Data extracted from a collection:
•••
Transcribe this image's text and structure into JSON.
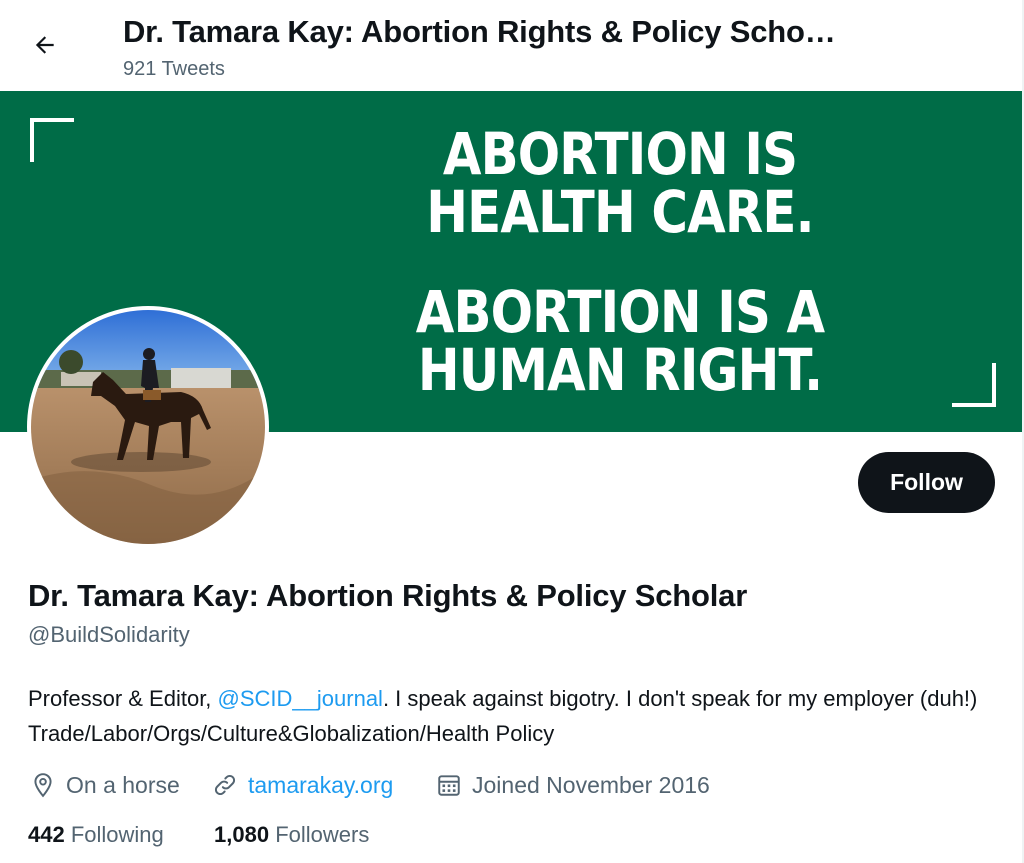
{
  "header": {
    "title": "Dr. Tamara Kay: Abortion Rights & Policy Scho…",
    "tweet_count": "921 Tweets"
  },
  "banner": {
    "line1": "ABORTION IS",
    "line2": "HEALTH CARE.",
    "line3": "ABORTION IS A",
    "line4": "HUMAN RIGHT.",
    "background_color": "#006c47"
  },
  "profile": {
    "display_name": "Dr. Tamara Kay: Abortion Rights & Policy Scholar",
    "handle": "@BuildSolidarity",
    "bio_prefix": "Professor & Editor, ",
    "bio_mention": "@SCID__journal",
    "bio_suffix": ". I speak against bigotry. I don't speak for my employer (duh!) Trade/Labor/Orgs/Culture&Globalization/Health Policy",
    "location": "On a horse",
    "website": "tamarakay.org",
    "joined": "Joined November 2016"
  },
  "stats": {
    "following_count": "442",
    "following_label": "Following",
    "followers_count": "1,080",
    "followers_label": "Followers"
  },
  "actions": {
    "follow_label": "Follow"
  },
  "icons": {
    "back": "arrow-left-icon",
    "location": "location-pin-icon",
    "link": "link-icon",
    "calendar": "calendar-icon"
  },
  "colors": {
    "accent": "#1d9bf0",
    "text": "#0f1419",
    "secondary_text": "#536471",
    "button_bg": "#0f1419"
  }
}
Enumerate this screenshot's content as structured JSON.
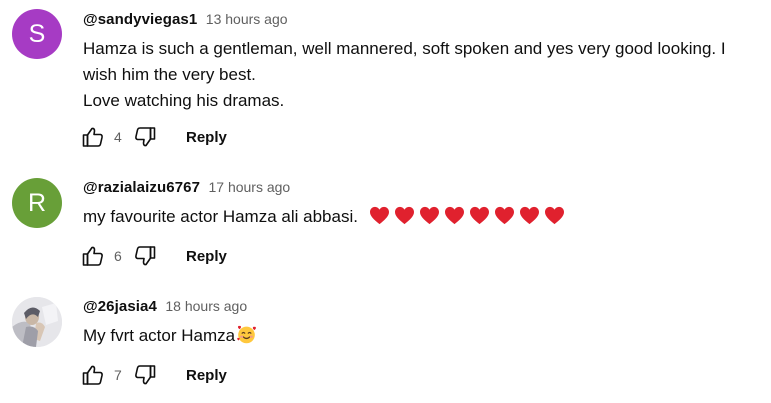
{
  "comments": [
    {
      "avatar_letter": "S",
      "avatar_color": "#a63bc4",
      "author": "@sandyviegas1",
      "time": "13 hours ago",
      "text_lines": [
        "Hamza is such a gentleman,  well mannered, soft spoken and yes very good looking. I",
        "wish him the very best.",
        "Love watching his dramas."
      ],
      "likes": "4",
      "reply_label": "Reply"
    },
    {
      "avatar_letter": "R",
      "avatar_color": "#689f38",
      "author": "@razialaizu6767",
      "time": "17 hours ago",
      "text": "my favourite actor Hamza ali abbasi.",
      "emoji": [
        "red-heart",
        "red-heart",
        "red-heart",
        "red-heart",
        "red-heart",
        "red-heart",
        "red-heart",
        "red-heart"
      ],
      "likes": "6",
      "reply_label": "Reply"
    },
    {
      "avatar_image": "praying-person-photo",
      "author": "@26jasia4",
      "time": "18 hours ago",
      "text": "My fvrt actor Hamza",
      "emoji": [
        "smiling-face-with-hearts"
      ],
      "likes": "7",
      "reply_label": "Reply"
    }
  ],
  "colors": {
    "heart": "#e0212e",
    "muted_text": "#606060",
    "text": "#0f0f0f"
  }
}
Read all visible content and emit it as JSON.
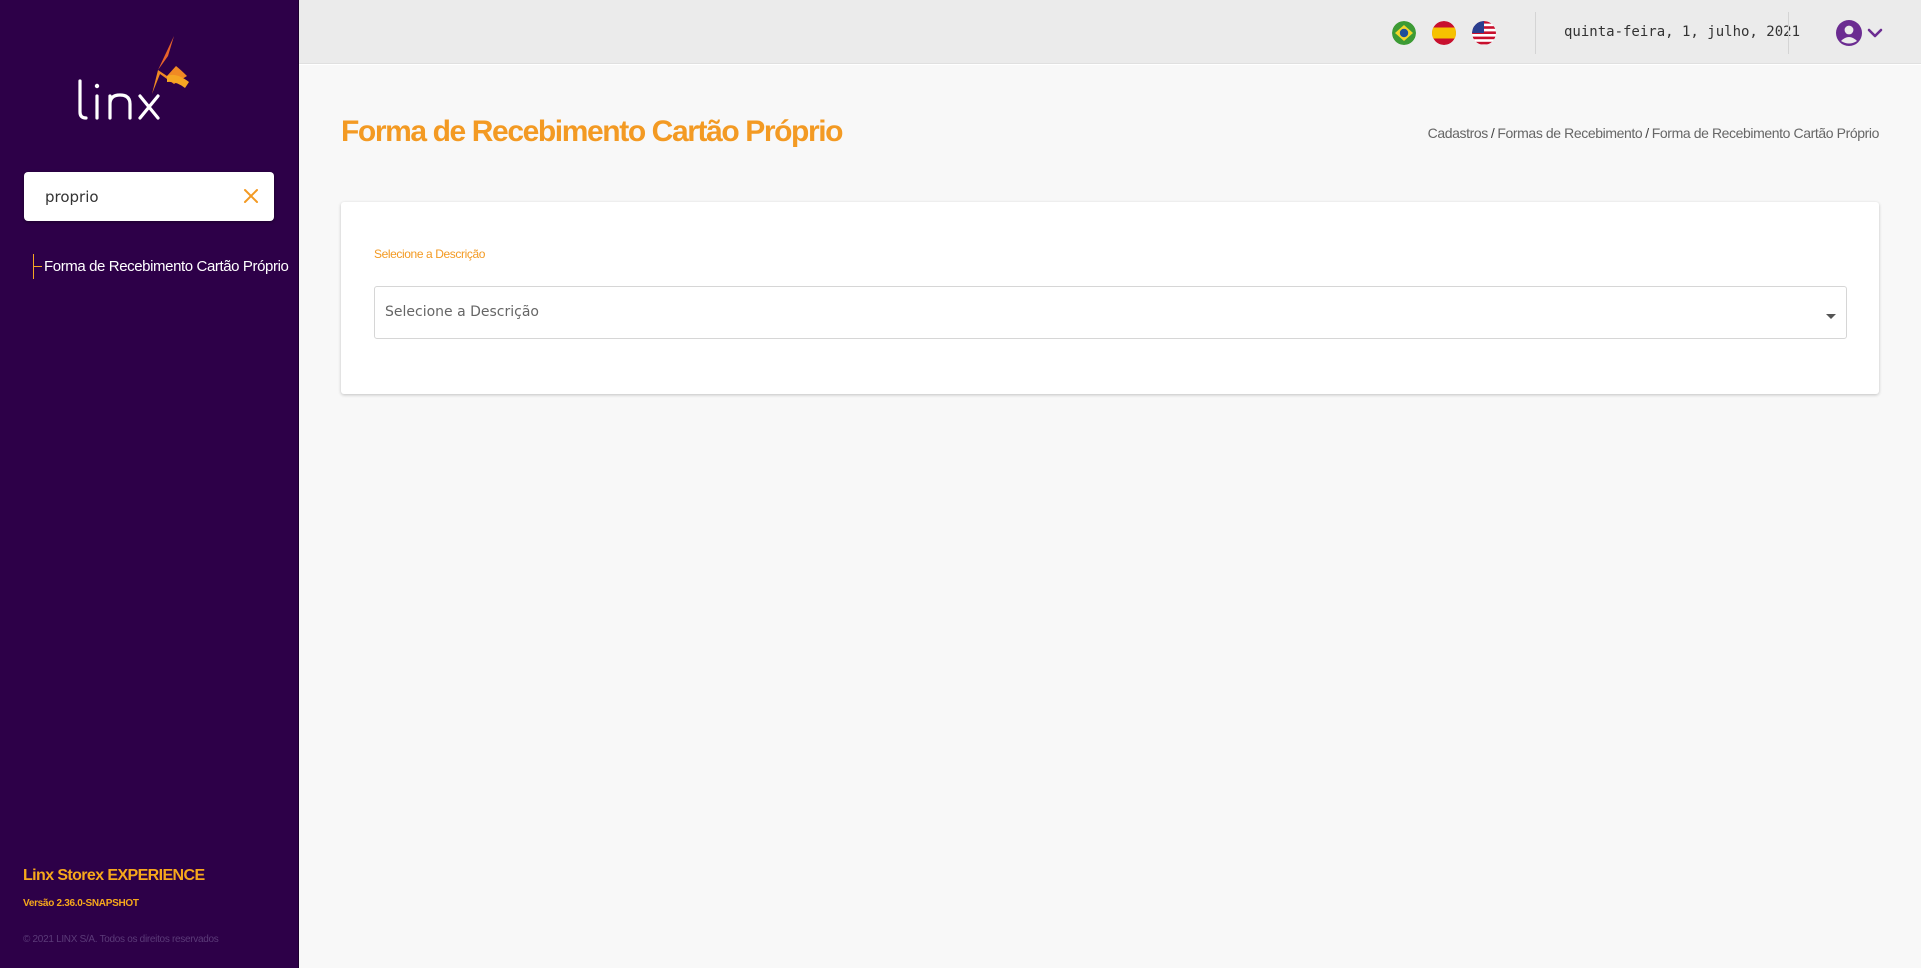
{
  "sidebar": {
    "logo_text": "linx",
    "search": {
      "value": "proprio",
      "placeholder": ""
    },
    "results": [
      {
        "label": "Forma de Recebimento Cartão Próprio"
      }
    ],
    "footer": {
      "app_name": "Linx Storex EXPERIENCE",
      "version": "Versão 2.36.0-SNAPSHOT",
      "copyright": "© 2021 LINX S/A. Todos os direitos reservados"
    }
  },
  "topbar": {
    "languages": [
      "pt-BR flag",
      "es flag",
      "en-US flag"
    ],
    "date": "quinta-feira, 1, julho, 2021",
    "user_icon": "user-circle-icon"
  },
  "page": {
    "title": "Forma de Recebimento Cartão Próprio",
    "breadcrumb": [
      "Cadastros",
      "Formas de Recebimento",
      "Forma de Recebimento Cartão Próprio"
    ],
    "breadcrumb_separator": "/"
  },
  "form": {
    "description_label": "Selecione a Descrição",
    "description_placeholder": "Selecione a Descrição"
  },
  "colors": {
    "sidebar_bg": "#2d0048",
    "accent_orange": "#f39a23",
    "user_purple": "#6b2c91"
  }
}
•••
Task goal =
Within the listing above, find every line containing the string "Descrição" and return it.

Expected answer =
    "description_label": "Selecione a Descrição",
    "description_placeholder": "Selecione a Descrição"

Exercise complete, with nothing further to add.